SET EXERCISE >>
In the material below, can you reproduce verbatim every line from the one holding "x-tick-label: 2023.04 (160, 622, 177, 680)" through the one holding "x-tick-label: 2025.01 (812, 622, 829, 680)", including both of those lines?

PROVIDED INFORMATION >>
────────

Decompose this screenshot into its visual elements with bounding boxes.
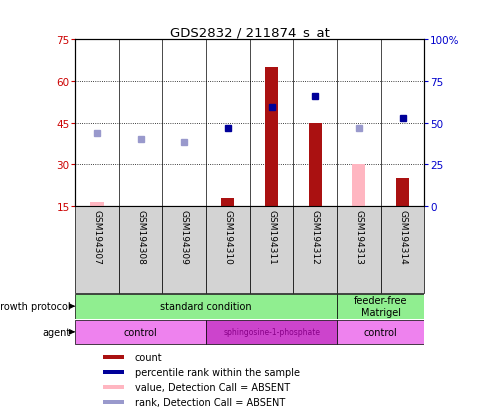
- Bar: [103, 400, 124, 404]
- Title: GDS2832 / 211874_s_at: GDS2832 / 211874_s_at: [169, 26, 329, 38]
- Bar: [221, 199, 234, 207]
- Bar: [134, 206, 147, 207]
- Text: GSM194310: GSM194310: [223, 209, 232, 264]
- Text: growth protocol: growth protocol: [0, 301, 71, 311]
- Text: GSM194313: GSM194313: [354, 209, 363, 264]
- Text: count: count: [134, 352, 162, 362]
- Bar: [75, 294, 336, 319]
- Text: control: control: [363, 327, 397, 337]
- Bar: [103, 370, 124, 374]
- Text: standard condition: standard condition: [160, 301, 251, 311]
- Bar: [293, 207, 336, 294]
- Bar: [90, 204, 103, 207]
- Bar: [119, 207, 162, 294]
- Bar: [75, 207, 119, 294]
- Bar: [75, 320, 206, 344]
- Bar: [103, 355, 124, 359]
- Bar: [264, 67, 278, 207]
- Bar: [336, 294, 424, 319]
- Bar: [395, 179, 408, 207]
- Bar: [336, 207, 380, 294]
- Bar: [380, 207, 424, 294]
- Bar: [90, 203, 103, 207]
- Text: GSM194309: GSM194309: [180, 209, 188, 264]
- Text: GSM194312: GSM194312: [310, 209, 319, 264]
- Text: percentile rank within the sample: percentile rank within the sample: [134, 367, 299, 377]
- Bar: [351, 165, 364, 207]
- Text: GSM194314: GSM194314: [397, 209, 406, 264]
- Bar: [206, 207, 249, 294]
- Bar: [177, 206, 190, 207]
- Bar: [206, 320, 336, 344]
- Text: feeder-free
Matrigel: feeder-free Matrigel: [353, 296, 407, 317]
- Text: GSM194311: GSM194311: [267, 209, 275, 264]
- Bar: [162, 207, 206, 294]
- Text: value, Detection Call = ABSENT: value, Detection Call = ABSENT: [134, 382, 289, 392]
- Text: GSM194308: GSM194308: [136, 209, 145, 264]
- Bar: [103, 385, 124, 389]
- Text: sphingosine-1-phosphate: sphingosine-1-phosphate: [223, 328, 319, 337]
- Text: rank, Detection Call = ABSENT: rank, Detection Call = ABSENT: [134, 397, 284, 407]
- Bar: [336, 320, 424, 344]
- Text: GSM194307: GSM194307: [92, 209, 101, 264]
- Text: agent: agent: [43, 327, 71, 337]
- Bar: [308, 123, 321, 207]
- Text: control: control: [123, 327, 157, 337]
- Bar: [249, 207, 293, 294]
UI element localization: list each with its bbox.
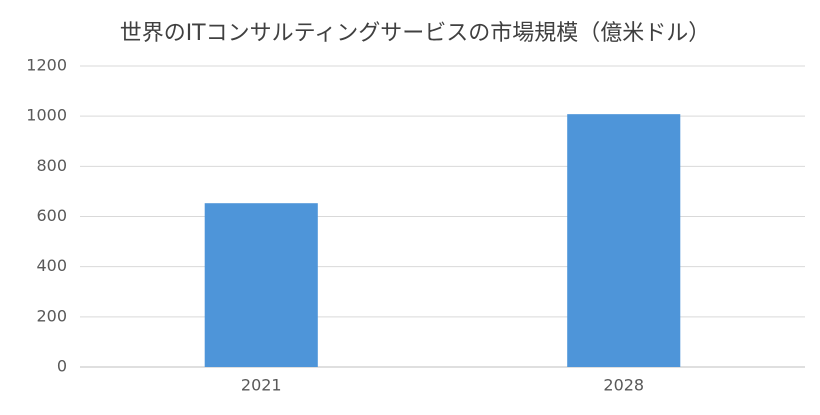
y-tick-label: 1000 — [26, 106, 67, 125]
x-tick-label: 2028 — [603, 376, 644, 395]
y-tick-label: 800 — [36, 156, 67, 175]
y-tick-label: 600 — [36, 206, 67, 225]
bar — [204, 203, 318, 367]
y-tick-label: 400 — [36, 256, 67, 275]
x-tick-label: 2021 — [241, 376, 282, 395]
chart-title: 世界のITコンサルティングサービスの市場規模（億米ドル） — [120, 21, 711, 46]
y-tick-label: 200 — [36, 306, 67, 325]
bar — [567, 114, 681, 367]
y-tick-label: 1200 — [26, 56, 67, 75]
y-tick-label: 0 — [57, 357, 67, 376]
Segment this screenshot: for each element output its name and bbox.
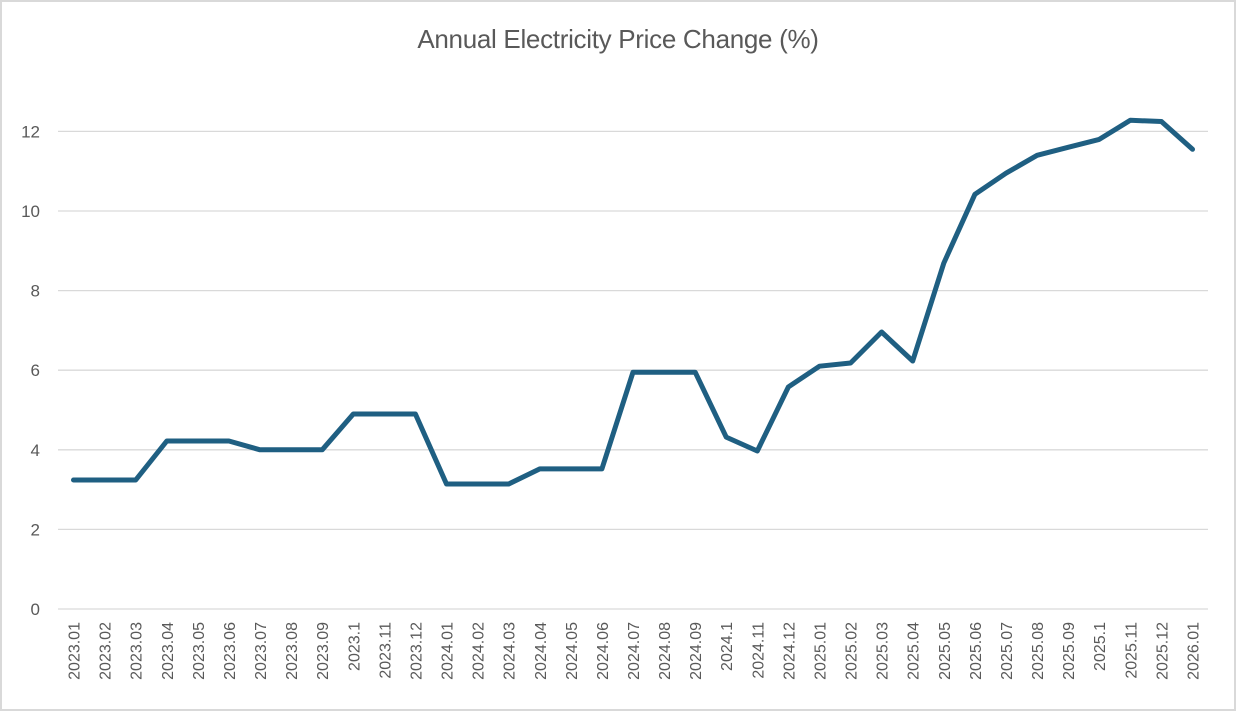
x-tick-label: 2023.04 (160, 622, 177, 680)
y-tick-label: 2 (31, 520, 40, 539)
x-tick-label: 2024.03 (502, 622, 519, 680)
x-tick-label: 2024.09 (688, 622, 705, 680)
x-tick-label: 2024.06 (595, 622, 612, 680)
x-tick-label: 2025.07 (999, 622, 1016, 680)
gridlines (58, 130, 1208, 610)
x-tick-label: 2025.09 (1061, 622, 1078, 680)
x-tick-label: 2026.01 (1185, 622, 1202, 680)
x-tick-label: 2025.08 (1030, 622, 1047, 680)
x-tick-label: 2024.12 (781, 622, 798, 680)
x-tick-label: 2025.12 (1154, 622, 1171, 680)
x-tick-label: 2023.02 (98, 622, 115, 680)
x-tick-label: 2024.05 (564, 622, 581, 680)
chart-title: Annual Electricity Price Change (%) (417, 24, 819, 54)
x-tick-label: 2024.04 (533, 622, 550, 680)
x-tick-label: 2023.06 (222, 622, 239, 680)
x-tick-label: 2025.04 (906, 622, 923, 680)
y-tick-label: 4 (31, 441, 40, 460)
x-tick-label: 2023.03 (129, 622, 146, 680)
x-tick-label: 2023.01 (67, 622, 84, 680)
x-tick-label: 2025.03 (875, 622, 892, 680)
x-tick-label: 2025.05 (937, 622, 954, 680)
x-tick-label: 2024.1 (719, 622, 736, 671)
x-tick-label: 2025.1 (1092, 622, 1109, 671)
y-tick-label: 8 (31, 282, 40, 301)
series-line (71, 117, 1195, 487)
x-tick-label: 2025.01 (812, 622, 829, 680)
x-tick-label: 2025.06 (968, 622, 985, 680)
x-tick-label: 2023.07 (253, 622, 270, 680)
y-tick-label: 0 (31, 600, 40, 619)
x-tick-label: 2025.02 (844, 622, 861, 680)
y-tick-label: 12 (21, 122, 40, 141)
x-tick-label: 2024.11 (750, 622, 767, 679)
x-axis-ticks: 2023.01 2023.02 2023.03 2023.04 2023.05 2023.… (67, 622, 1203, 680)
y-tick-label: 10 (21, 202, 40, 221)
x-tick-label: 2023.05 (191, 622, 208, 680)
x-tick-label: 2024.02 (471, 622, 488, 680)
x-tick-label: 2024.07 (626, 622, 643, 680)
x-tick-label: 2024.08 (657, 622, 674, 680)
x-tick-label: 2023.11 (377, 622, 394, 679)
x-tick-label: 2025.11 (1123, 622, 1140, 679)
x-tick-label: 2024.01 (440, 622, 457, 680)
x-tick-label: 2023.1 (346, 622, 363, 671)
x-tick-label: 2023.12 (408, 622, 425, 680)
y-tick-label: 6 (31, 361, 40, 380)
series-lines (71, 117, 1195, 487)
x-tick-label: 2023.08 (284, 622, 301, 680)
x-tick-label: 2023.09 (315, 622, 332, 680)
y-axis-ticks: 0 2 4 6 8 10 12 (21, 122, 40, 619)
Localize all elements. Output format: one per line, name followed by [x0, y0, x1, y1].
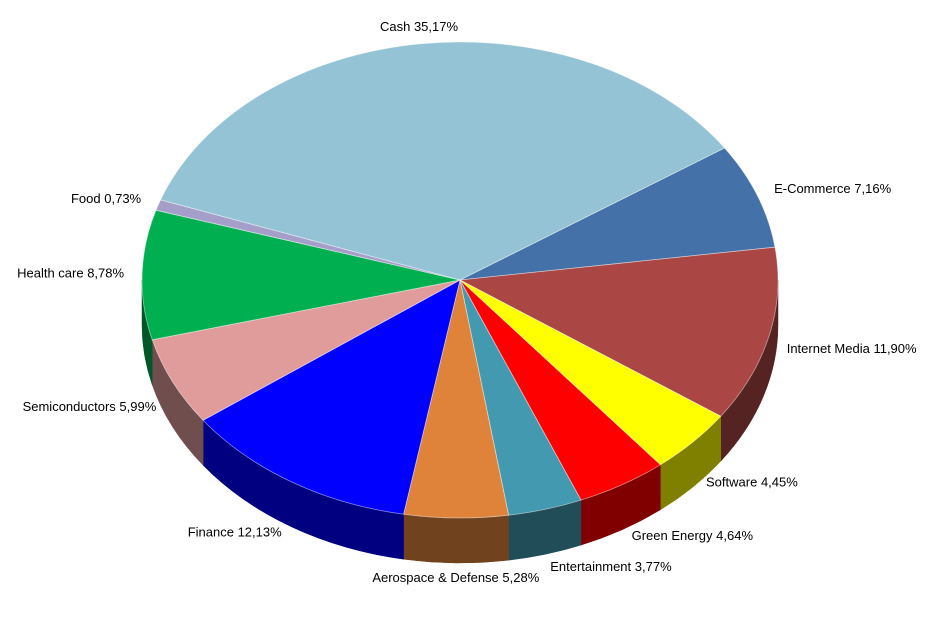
slice-label: Internet Media 11,90%	[787, 341, 917, 356]
value-label: 35,17%	[414, 19, 459, 34]
slice-label: E-Commerce 7,16%	[774, 181, 892, 196]
slice-label: Aerospace & Defense 5,28%	[372, 570, 539, 585]
value-label: 4,45%	[761, 475, 798, 490]
slice-side	[403, 513, 509, 564]
category-label: Entertainment	[550, 559, 631, 574]
category-label: Software	[706, 475, 757, 490]
slice-label: Semiconductors 5,99%	[23, 399, 157, 414]
value-label: 7,16%	[854, 181, 891, 196]
value-label: 11,90%	[873, 341, 917, 356]
value-label: 4,64%	[716, 529, 753, 544]
value-label: 3,77%	[635, 559, 672, 574]
value-label: 0,73%	[104, 191, 141, 206]
slice-label: Green Energy 4,64%	[632, 529, 754, 544]
slice	[459, 147, 776, 281]
slice-label: Entertainment 3,77%	[550, 559, 672, 574]
value-label: 5,28%	[502, 570, 539, 585]
category-label: Green Energy	[632, 529, 713, 544]
slice-label: Food 0,73%	[71, 191, 142, 206]
slice-label: Finance 12,13%	[188, 525, 282, 540]
slice	[202, 279, 461, 515]
category-label: Food	[71, 191, 101, 206]
value-label: 5,99%	[119, 399, 156, 414]
category-label: Finance	[188, 525, 234, 540]
category-label: Aerospace & Defense	[372, 570, 498, 585]
slice-label: Health care 8,78%	[17, 266, 124, 281]
category-label: Semiconductors	[23, 399, 117, 414]
category-label: E-Commerce	[774, 181, 851, 196]
category-label: Internet Media	[787, 341, 871, 356]
category-label: Health care	[17, 266, 83, 281]
slice	[160, 41, 726, 281]
slice-label: Cash 35,17%	[380, 19, 459, 34]
category-label: Cash	[380, 19, 410, 34]
slice	[151, 279, 461, 421]
slice	[141, 209, 461, 341]
value-label: 8,78%	[87, 266, 124, 281]
slice	[458, 246, 779, 417]
slice-label: Software 4,45%	[706, 475, 798, 490]
value-label: 12,13%	[238, 525, 283, 540]
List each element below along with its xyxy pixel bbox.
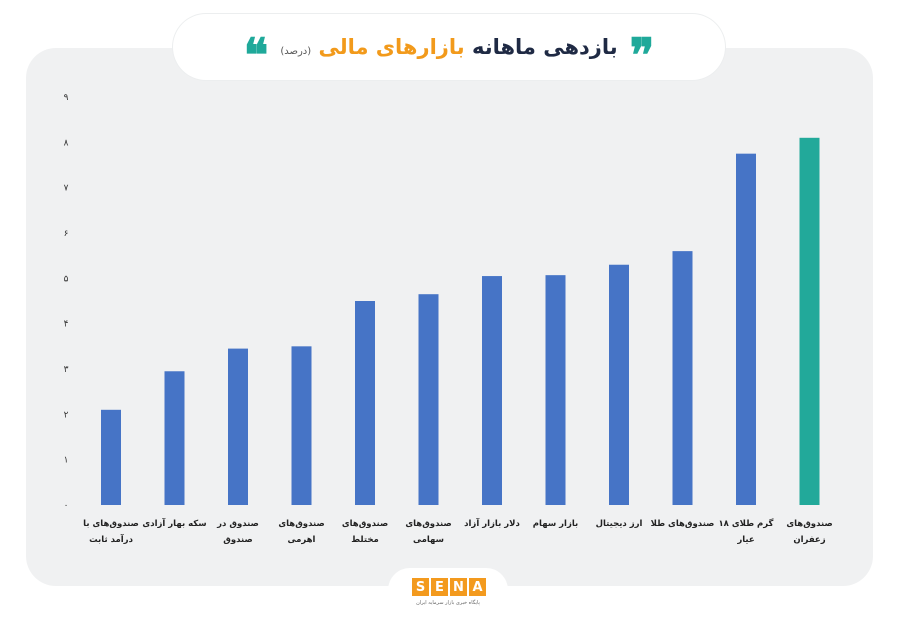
logo-background xyxy=(388,568,508,616)
y-tick-label: ۹ xyxy=(64,93,69,103)
logo-tagline: پایگاه خبری بازار سرمایه ایران xyxy=(416,600,480,606)
x-tick-label: بازار سهام xyxy=(533,519,578,529)
x-tick-label: صندوق‌های با xyxy=(83,519,139,529)
x-tick-label: اهرمی xyxy=(288,535,316,545)
logo-letter-n: N xyxy=(450,578,467,596)
sena-logo: S E N A xyxy=(412,578,486,596)
x-tick-label: صندوق‌های xyxy=(786,519,832,529)
bar xyxy=(228,348,248,505)
x-axis: صندوق‌های با درآمد ثابت سکه بهار آزادی صندو… xyxy=(83,517,833,545)
y-tick-label: ۱ xyxy=(64,456,69,466)
x-tick-label: صندوق‌های xyxy=(342,519,388,529)
page-title: بازدهی ماهانه بازارهای مالی (درصد) xyxy=(280,35,617,59)
y-tick-label: ۶ xyxy=(64,229,69,239)
x-tick-label: دلار بازار آزاد xyxy=(464,517,520,529)
logo-letter-s: S xyxy=(412,578,429,596)
y-tick-label: ۴ xyxy=(64,320,69,330)
y-tick-label: ۲ xyxy=(64,410,69,420)
bar xyxy=(355,301,375,505)
x-tick-label: سکه بهار آزادی xyxy=(142,517,206,529)
x-tick-label: صندوق‌های xyxy=(405,519,451,529)
bar xyxy=(418,294,439,505)
y-tick-label: ۵ xyxy=(64,274,69,284)
y-tick-label: ۸ xyxy=(64,138,69,148)
bar xyxy=(799,137,820,506)
x-tick-label: صندوق‌های طلا xyxy=(651,519,715,529)
x-tick-label: سهامی xyxy=(413,535,444,545)
title-part1: بازدهی ماهانه xyxy=(471,35,618,59)
y-tick-label: ۳ xyxy=(64,365,69,375)
x-tick-label: درآمد ثابت xyxy=(89,533,134,545)
x-tick-label: صندوق در xyxy=(216,519,259,529)
y-tick-label: ۷ xyxy=(64,184,69,194)
bar xyxy=(736,153,756,505)
bar xyxy=(482,276,502,505)
bar xyxy=(672,251,693,505)
bar xyxy=(291,346,312,505)
bar xyxy=(545,275,566,505)
y-axis: ۰ ۱ ۲ ۳ ۴ ۵ ۶ ۷ ۸ ۹ xyxy=(64,93,69,511)
bar xyxy=(609,264,629,505)
title-banner: ❞ بازدهی ماهانه بازارهای مالی (درصد) ❝ xyxy=(173,14,725,80)
bars xyxy=(101,137,820,506)
x-tick-label: زعفران xyxy=(793,535,825,545)
x-tick-label: صندوق xyxy=(223,535,252,545)
y-tick-label: ۰ xyxy=(64,501,69,511)
x-tick-label: مختلط xyxy=(351,535,378,545)
logo-letter-e: E xyxy=(431,578,448,596)
title-unit: (درصد) xyxy=(280,46,312,57)
bar xyxy=(164,371,185,505)
title-part2: بازارهای مالی xyxy=(318,35,465,59)
x-tick-label: گرم طلای ۱۸ xyxy=(718,518,773,529)
bar xyxy=(101,409,121,505)
x-tick-label: صندوق‌های xyxy=(278,519,324,529)
logo-letter-a: A xyxy=(469,578,486,596)
x-tick-label: عیار xyxy=(736,535,754,545)
x-tick-label: ارز دیجیتال xyxy=(596,519,643,529)
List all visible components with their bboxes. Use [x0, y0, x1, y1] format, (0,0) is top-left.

────────

OUTPUT FOR THIS EXERCISE >>
x-tick-label: 2023.04 (160, 622, 177, 680)
y-tick-label: 2 (31, 520, 40, 539)
x-tick-label: 2024.03 (502, 622, 519, 680)
x-tick-label: 2024.09 (688, 622, 705, 680)
x-tick-label: 2024.06 (595, 622, 612, 680)
x-tick-label: 2025.07 (999, 622, 1016, 680)
gridlines (58, 130, 1208, 610)
x-tick-label: 2025.09 (1061, 622, 1078, 680)
x-tick-label: 2026.01 (1185, 622, 1202, 680)
x-tick-label: 2025.08 (1030, 622, 1047, 680)
x-tick-label: 2024.12 (781, 622, 798, 680)
x-tick-label: 2025.12 (1154, 622, 1171, 680)
x-tick-label: 2023.02 (98, 622, 115, 680)
x-tick-label: 2024.05 (564, 622, 581, 680)
chart-title: Annual Electricity Price Change (%) (417, 24, 819, 54)
x-tick-label: 2024.04 (533, 622, 550, 680)
x-tick-label: 2023.06 (222, 622, 239, 680)
x-tick-label: 2025.04 (906, 622, 923, 680)
y-tick-label: 4 (31, 441, 40, 460)
x-tick-label: 2023.03 (129, 622, 146, 680)
x-tick-label: 2023.01 (67, 622, 84, 680)
x-tick-label: 2025.03 (875, 622, 892, 680)
x-tick-label: 2025.05 (937, 622, 954, 680)
x-tick-label: 2024.1 (719, 622, 736, 671)
x-tick-label: 2025.1 (1092, 622, 1109, 671)
y-tick-label: 8 (31, 282, 40, 301)
series-line (71, 117, 1195, 487)
x-tick-label: 2025.01 (812, 622, 829, 680)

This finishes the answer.